— start AVAILABLE DATA —

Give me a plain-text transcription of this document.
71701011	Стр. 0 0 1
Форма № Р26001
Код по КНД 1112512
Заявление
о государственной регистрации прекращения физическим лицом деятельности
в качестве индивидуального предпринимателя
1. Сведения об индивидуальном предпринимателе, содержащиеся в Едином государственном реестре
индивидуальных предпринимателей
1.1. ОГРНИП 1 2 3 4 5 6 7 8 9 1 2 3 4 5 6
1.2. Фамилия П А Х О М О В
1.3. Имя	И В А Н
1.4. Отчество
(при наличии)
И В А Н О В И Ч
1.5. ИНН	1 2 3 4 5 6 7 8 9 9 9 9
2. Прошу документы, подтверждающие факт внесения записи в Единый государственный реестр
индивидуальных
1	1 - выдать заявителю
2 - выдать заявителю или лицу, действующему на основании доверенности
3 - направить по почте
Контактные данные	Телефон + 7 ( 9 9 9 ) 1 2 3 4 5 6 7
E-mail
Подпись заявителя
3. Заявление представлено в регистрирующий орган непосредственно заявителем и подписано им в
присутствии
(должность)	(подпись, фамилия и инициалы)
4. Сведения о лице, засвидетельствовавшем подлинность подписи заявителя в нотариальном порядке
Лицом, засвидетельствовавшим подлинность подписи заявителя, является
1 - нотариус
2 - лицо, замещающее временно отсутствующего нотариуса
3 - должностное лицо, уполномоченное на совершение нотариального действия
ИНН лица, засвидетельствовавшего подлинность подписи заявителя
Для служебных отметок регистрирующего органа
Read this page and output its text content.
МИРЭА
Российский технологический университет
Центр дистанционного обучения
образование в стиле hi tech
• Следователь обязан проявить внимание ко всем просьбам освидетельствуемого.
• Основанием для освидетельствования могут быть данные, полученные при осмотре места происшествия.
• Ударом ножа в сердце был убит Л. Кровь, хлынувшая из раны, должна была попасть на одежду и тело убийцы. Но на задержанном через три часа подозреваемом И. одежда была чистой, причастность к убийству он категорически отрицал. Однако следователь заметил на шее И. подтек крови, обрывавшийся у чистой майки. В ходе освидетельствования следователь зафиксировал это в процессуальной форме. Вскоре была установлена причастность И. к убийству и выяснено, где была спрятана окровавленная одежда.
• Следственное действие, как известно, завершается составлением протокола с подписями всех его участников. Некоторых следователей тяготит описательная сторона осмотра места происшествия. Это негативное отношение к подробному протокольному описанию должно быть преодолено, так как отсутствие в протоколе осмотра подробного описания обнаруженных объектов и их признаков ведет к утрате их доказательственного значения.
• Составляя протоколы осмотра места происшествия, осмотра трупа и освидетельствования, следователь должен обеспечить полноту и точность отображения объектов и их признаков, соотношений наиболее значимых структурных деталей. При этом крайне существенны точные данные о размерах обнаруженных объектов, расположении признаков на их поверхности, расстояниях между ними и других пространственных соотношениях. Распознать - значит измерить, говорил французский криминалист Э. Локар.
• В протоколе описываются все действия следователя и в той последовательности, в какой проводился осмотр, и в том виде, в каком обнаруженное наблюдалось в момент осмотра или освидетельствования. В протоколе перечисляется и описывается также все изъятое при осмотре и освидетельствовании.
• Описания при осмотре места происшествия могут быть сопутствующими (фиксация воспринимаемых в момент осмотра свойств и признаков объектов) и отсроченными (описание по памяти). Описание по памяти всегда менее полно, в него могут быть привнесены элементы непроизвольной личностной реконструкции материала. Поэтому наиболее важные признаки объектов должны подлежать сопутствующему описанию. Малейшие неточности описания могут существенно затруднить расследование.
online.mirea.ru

— end AVAILABLE DATA —

* _AIM_
Filter the entries above down to the lines containing the word "заявителю".

* _SOLUTION TO THIS EXERCISE_
1	1 - выдать заявителю
2 - выдать заявителю или лицу, действующему на основании доверенности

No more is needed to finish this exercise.